### Your task:
Reproduce the entries in the stretch from "subsection-3-para1-line2: 習指導要領に基づく教育課程に必要な諸室構成とするが、中学校が使用する場 —" through "sub-subsection-heading: （1）普通教室等について —", substituting "建設諸条件" for each occurrence of "建築諸条件" and keeping everything else unchanged.

────────────────

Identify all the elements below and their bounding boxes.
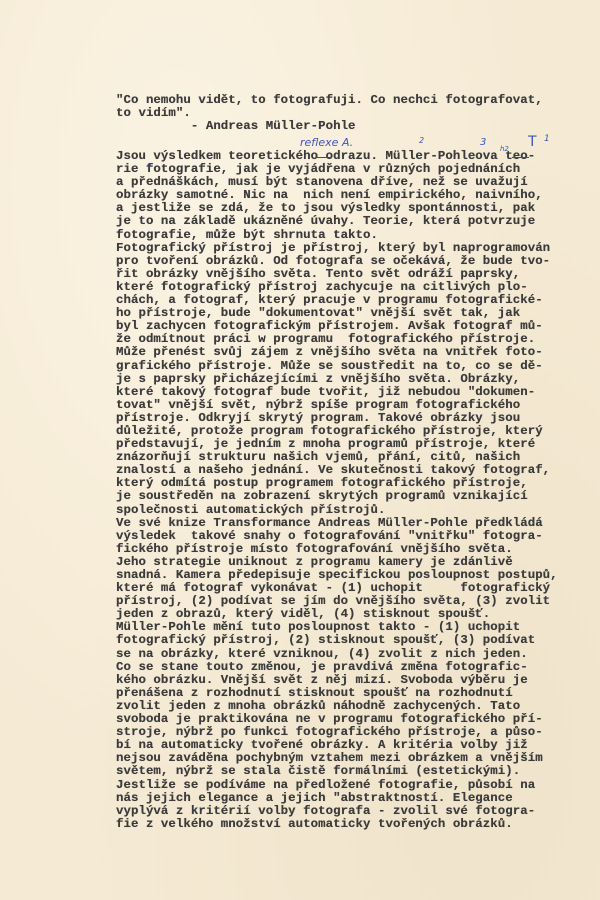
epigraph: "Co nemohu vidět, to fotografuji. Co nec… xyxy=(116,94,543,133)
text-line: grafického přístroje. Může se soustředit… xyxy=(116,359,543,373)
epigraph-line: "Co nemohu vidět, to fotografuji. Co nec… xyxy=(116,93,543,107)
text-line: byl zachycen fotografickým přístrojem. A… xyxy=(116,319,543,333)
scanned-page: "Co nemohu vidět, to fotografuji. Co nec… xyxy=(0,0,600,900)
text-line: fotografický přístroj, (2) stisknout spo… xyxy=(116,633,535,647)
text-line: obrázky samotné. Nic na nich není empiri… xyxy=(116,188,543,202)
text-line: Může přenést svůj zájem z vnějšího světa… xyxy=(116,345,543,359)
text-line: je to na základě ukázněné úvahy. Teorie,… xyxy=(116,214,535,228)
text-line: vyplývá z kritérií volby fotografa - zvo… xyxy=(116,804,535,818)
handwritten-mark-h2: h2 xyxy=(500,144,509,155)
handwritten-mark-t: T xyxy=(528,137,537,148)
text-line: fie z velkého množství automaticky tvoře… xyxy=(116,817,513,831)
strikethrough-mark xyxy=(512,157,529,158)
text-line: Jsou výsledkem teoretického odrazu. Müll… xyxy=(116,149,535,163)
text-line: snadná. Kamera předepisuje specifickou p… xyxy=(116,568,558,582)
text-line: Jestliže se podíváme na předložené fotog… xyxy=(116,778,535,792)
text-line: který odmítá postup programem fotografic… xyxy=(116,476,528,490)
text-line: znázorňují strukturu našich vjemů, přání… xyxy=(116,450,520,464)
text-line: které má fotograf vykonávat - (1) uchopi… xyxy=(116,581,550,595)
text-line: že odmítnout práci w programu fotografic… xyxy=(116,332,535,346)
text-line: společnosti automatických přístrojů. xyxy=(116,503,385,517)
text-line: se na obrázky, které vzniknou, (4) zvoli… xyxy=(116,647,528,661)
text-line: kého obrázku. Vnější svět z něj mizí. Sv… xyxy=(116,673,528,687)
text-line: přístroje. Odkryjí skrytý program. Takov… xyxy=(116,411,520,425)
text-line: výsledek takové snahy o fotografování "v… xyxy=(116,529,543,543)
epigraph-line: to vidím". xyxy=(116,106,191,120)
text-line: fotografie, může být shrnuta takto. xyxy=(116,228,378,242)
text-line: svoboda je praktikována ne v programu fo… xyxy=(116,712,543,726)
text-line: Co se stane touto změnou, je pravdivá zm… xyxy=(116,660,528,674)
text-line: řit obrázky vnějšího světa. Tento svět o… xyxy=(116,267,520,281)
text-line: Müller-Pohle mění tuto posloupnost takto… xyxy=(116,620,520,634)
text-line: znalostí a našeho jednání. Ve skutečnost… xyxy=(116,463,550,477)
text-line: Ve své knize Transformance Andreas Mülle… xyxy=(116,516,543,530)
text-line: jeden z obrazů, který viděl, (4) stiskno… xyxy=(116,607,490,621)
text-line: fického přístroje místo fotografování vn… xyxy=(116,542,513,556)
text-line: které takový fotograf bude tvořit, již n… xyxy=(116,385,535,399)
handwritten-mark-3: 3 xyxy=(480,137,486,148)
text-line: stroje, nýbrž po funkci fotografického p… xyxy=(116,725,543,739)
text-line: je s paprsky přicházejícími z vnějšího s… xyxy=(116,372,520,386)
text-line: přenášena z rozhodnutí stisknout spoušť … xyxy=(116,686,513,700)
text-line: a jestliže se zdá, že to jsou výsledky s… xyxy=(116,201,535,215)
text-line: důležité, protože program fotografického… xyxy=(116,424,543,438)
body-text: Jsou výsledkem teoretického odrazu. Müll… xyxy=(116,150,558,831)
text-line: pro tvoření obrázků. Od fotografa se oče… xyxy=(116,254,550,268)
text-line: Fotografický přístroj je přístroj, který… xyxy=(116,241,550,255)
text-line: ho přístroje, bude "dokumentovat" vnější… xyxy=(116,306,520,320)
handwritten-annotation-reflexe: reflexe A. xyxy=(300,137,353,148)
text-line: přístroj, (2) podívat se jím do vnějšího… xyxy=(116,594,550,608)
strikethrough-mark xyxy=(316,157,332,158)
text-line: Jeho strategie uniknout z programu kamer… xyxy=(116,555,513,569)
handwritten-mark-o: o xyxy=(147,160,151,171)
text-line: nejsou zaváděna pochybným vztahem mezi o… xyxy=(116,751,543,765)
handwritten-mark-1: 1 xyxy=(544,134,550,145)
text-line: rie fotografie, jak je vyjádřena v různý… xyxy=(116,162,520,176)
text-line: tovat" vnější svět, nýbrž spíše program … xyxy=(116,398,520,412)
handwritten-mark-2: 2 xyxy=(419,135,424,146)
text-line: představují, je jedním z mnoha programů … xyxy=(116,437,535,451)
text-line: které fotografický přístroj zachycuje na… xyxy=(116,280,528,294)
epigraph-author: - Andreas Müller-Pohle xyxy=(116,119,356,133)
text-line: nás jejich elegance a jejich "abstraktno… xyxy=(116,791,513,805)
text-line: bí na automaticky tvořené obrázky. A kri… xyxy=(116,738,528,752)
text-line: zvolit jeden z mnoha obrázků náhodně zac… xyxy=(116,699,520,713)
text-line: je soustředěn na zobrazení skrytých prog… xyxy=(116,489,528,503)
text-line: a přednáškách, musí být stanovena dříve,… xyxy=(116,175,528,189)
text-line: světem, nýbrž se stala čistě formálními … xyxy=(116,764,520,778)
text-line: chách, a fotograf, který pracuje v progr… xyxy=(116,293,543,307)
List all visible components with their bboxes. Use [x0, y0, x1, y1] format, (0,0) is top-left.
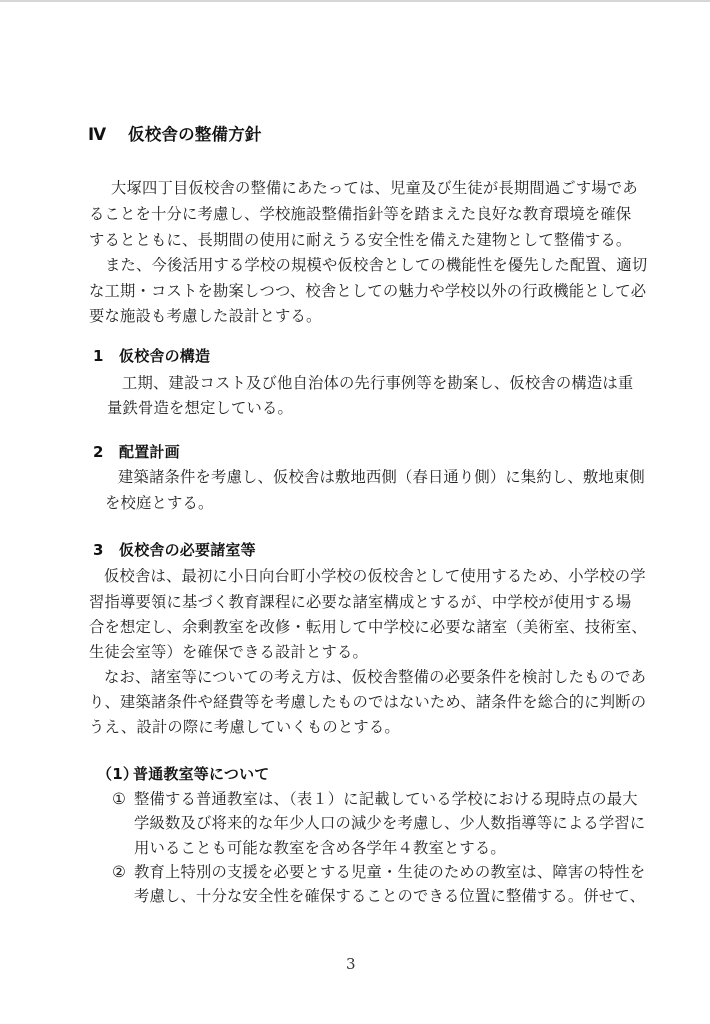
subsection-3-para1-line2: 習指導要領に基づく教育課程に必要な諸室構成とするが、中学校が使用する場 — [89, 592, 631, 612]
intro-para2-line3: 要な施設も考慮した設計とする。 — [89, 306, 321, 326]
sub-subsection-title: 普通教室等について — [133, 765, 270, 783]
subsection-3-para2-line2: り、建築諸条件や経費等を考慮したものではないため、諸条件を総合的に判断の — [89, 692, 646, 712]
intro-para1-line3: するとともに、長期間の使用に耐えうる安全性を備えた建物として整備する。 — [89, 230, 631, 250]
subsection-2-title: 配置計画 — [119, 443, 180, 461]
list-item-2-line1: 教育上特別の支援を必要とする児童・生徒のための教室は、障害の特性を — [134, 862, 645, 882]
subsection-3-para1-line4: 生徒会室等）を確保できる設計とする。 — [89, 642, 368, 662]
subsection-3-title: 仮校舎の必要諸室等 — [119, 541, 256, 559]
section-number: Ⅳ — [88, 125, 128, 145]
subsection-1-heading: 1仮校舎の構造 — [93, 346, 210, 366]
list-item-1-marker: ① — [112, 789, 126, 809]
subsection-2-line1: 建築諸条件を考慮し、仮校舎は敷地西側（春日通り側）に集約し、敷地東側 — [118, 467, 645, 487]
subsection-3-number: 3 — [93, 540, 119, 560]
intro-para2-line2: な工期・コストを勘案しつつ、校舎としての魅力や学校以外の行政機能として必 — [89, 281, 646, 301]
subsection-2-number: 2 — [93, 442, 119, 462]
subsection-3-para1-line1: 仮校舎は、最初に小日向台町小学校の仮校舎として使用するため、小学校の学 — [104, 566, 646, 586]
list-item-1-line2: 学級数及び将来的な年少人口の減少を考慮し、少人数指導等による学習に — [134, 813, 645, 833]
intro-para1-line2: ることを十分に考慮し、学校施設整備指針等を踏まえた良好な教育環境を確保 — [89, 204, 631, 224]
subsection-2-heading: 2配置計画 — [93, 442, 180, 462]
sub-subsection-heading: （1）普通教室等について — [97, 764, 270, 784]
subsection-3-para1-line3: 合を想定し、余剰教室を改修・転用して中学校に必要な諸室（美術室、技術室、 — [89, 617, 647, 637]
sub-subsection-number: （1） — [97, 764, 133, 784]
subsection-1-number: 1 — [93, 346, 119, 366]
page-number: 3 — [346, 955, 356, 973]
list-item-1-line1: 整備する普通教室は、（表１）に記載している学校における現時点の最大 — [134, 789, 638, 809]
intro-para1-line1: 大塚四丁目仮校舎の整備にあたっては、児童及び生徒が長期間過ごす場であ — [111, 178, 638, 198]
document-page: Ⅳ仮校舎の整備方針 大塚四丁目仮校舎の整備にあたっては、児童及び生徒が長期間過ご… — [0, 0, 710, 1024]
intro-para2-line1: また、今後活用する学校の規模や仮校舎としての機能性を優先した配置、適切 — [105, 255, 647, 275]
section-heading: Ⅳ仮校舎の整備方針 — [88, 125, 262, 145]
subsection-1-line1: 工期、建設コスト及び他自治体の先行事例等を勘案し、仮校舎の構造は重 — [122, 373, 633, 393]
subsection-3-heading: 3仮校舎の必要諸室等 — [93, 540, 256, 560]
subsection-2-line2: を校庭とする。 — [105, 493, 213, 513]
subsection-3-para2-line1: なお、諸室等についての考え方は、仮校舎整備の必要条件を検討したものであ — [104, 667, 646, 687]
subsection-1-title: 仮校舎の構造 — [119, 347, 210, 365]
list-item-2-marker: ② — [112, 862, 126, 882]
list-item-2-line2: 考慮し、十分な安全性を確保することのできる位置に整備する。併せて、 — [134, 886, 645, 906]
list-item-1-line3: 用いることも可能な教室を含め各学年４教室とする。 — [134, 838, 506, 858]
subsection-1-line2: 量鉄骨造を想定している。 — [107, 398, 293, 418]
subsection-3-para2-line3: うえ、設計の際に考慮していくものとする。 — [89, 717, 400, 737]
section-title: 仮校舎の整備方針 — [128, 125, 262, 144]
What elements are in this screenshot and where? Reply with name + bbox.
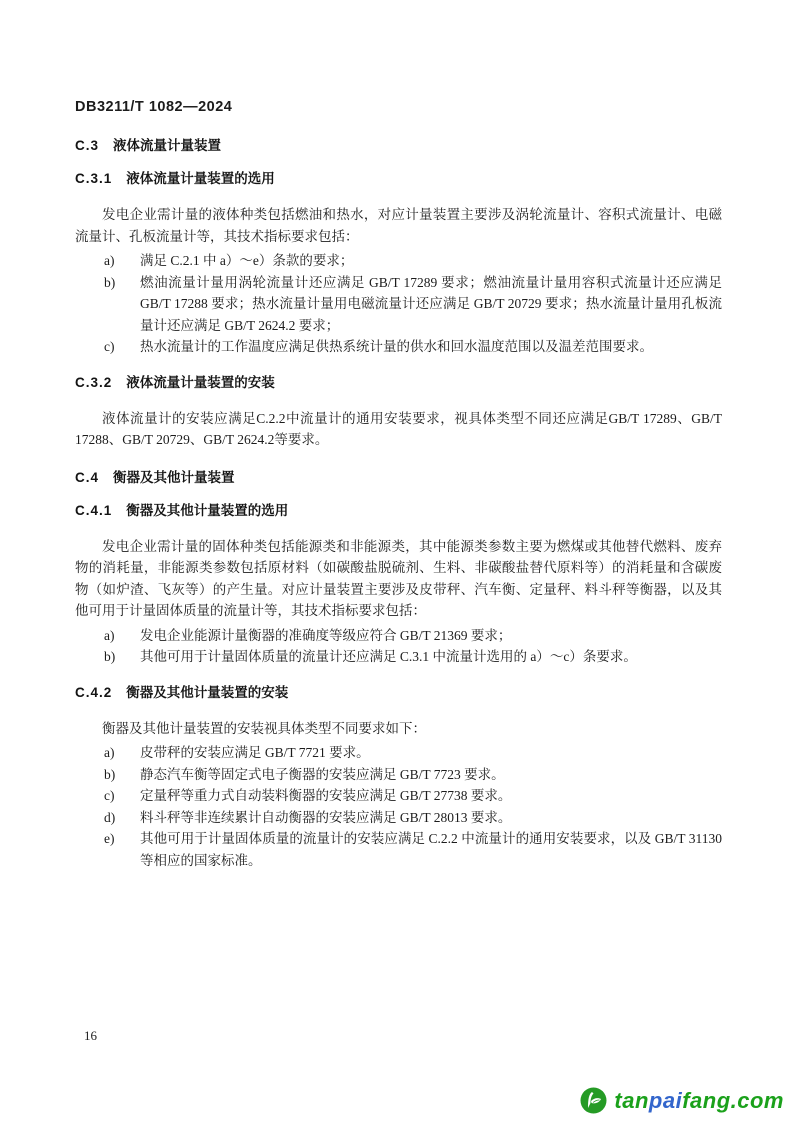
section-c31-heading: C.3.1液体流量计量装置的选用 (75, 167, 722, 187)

────────────────

### Solution to the problem:
subsection-3-para1-line2: 習指導要領に基づく教育課程に必要な諸室構成とするが、中学校が使用する場 — [89, 592, 631, 612]
intro-para2-line3: 要な施設も考慮した設計とする。 — [89, 306, 321, 326]
sub-subsection-title: 普通教室等について — [133, 765, 270, 783]
subsection-3-para2-line2: り、建設諸条件や経費等を考慮したものではないため、諸条件を総合的に判断の — [89, 692, 646, 712]
intro-para1-line3: するとともに、長期間の使用に耐えうる安全性を備えた建物として整備する。 — [89, 230, 631, 250]
subsection-2-title: 配置計画 — [119, 443, 180, 461]
list-item-2-line1: 教育上特別の支援を必要とする児童・生徒のための教室は、障害の特性を — [134, 862, 645, 882]
subsection-3-para1-line4: 生徒会室等）を確保できる設計とする。 — [89, 642, 368, 662]
subsection-3-title: 仮校舎の必要諸室等 — [119, 541, 256, 559]
section-number: Ⅳ — [88, 125, 128, 145]
subsection-1-heading: 1仮校舎の構造 — [93, 346, 210, 366]
list-item-1-marker: ① — [112, 789, 126, 809]
subsection-2-line1: 建設諸条件を考慮し、仮校舎は敷地西側（春日通り側）に集約し、敷地東側 — [118, 467, 645, 487]
subsection-3-number: 3 — [93, 540, 119, 560]
intro-para2-line2: な工期・コストを勘案しつつ、校舎としての魅力や学校以外の行政機能として必 — [89, 281, 646, 301]
subsection-2-number: 2 — [93, 442, 119, 462]
subsection-3-para1-line1: 仮校舎は、最初に小日向台町小学校の仮校舎として使用するため、小学校の学 — [104, 566, 646, 586]
list-item-1-line2: 学級数及び将来的な年少人口の減少を考慮し、少人数指導等による学習に — [134, 813, 645, 833]
intro-para1-line2: ることを十分に考慮し、学校施設整備指針等を踏まえた良好な教育環境を確保 — [89, 204, 631, 224]
subsection-2-heading: 2配置計画 — [93, 442, 180, 462]
sub-subsection-heading: （1）普通教室等について — [97, 764, 270, 784]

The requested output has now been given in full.